**TEXT**
> It should be possible to use distributed system tables just fine for
capabilities, config and guardrails.

I have been thinking about this recently and I agree we should be wary
about introducing new TCM states and create additional complexity that can
be serviced by existing data dissemination mechanisms (gossip/system
tables). I would prefer that we take a more phased and incremental approach
to introduce new TCM states.

As a way to accomplish that, I have thought about introducing a new generic
TCM state "In Maintenance", where schema or membership changes are
"frozen/disallowed" while an external operation is taking place. This
"external operation" could mean many things:
- Upgrade
- Downgrade
- Migration
- Capability Enablement/Disablement

These could be sub-states of the "Maintenance" TCM state, that could be
managed externally (via cache/gossip/system tables/sidecar). Once these
sub-states are validated thouroughly and mature enough, we could "promote"
them to top-level TCM states.

In the end what really matters is that cluster and schema membership
changes do not happen while a miscellaneous operation is taking place.

Would this make sense as an initial way to integrate TCM with capabilities
framework ?

On Fri, Dec 20, 2024 at 4:53 AM Benedict <bened...@apache.org> wrote:

> If you perform a read from a distributed table on startup you will find
> the latest information. What catchup are you thinking of? I don’t think any
> of the features we talked about need a log, only the latest information.
>
> We can (and should) probably introduce event listeners for distributed
> tables, as this is also a really great feature, but I don’t think this
> should be necessary here.
>
> Regarding disagreements: if you use LWTs then there are no consistency
> issues to worry about.
>
> Again, I’m not opposed to using TCM, although I am a little worried TCM is
> becoming our new hammer with everything a nail. It would be better IMO to
> keep TCM scoped to essential functionality as it’s critical to correctness.

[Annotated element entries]
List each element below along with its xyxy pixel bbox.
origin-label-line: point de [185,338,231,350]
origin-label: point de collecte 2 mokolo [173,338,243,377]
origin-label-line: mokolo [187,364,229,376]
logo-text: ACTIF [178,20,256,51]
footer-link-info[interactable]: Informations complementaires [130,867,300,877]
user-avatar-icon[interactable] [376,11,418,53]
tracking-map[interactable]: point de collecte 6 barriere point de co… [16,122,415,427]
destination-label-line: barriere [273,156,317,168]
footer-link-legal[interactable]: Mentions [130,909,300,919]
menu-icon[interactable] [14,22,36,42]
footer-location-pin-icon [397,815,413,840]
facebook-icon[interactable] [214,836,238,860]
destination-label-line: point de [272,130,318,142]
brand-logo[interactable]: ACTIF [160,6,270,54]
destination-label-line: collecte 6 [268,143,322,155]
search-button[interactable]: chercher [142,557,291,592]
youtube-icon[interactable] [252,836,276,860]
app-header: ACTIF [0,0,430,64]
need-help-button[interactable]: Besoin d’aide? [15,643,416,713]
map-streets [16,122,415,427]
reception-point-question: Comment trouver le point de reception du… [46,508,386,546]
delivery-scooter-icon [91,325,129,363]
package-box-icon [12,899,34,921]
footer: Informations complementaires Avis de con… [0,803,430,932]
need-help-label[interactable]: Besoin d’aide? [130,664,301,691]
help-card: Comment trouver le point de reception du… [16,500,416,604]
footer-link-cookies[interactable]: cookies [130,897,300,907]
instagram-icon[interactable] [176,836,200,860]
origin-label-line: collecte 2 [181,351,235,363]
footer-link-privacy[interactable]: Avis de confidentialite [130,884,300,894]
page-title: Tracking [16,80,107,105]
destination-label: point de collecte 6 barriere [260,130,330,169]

**OBJECTIVE**
In the message about TCM states, what changes would be frozen or disallowed under the proposed "In Maintenance" state?

**RESPONSE TO THE EXERCISE**
Schema or membership changes would be frozen or disallowed while an external operation is taking place.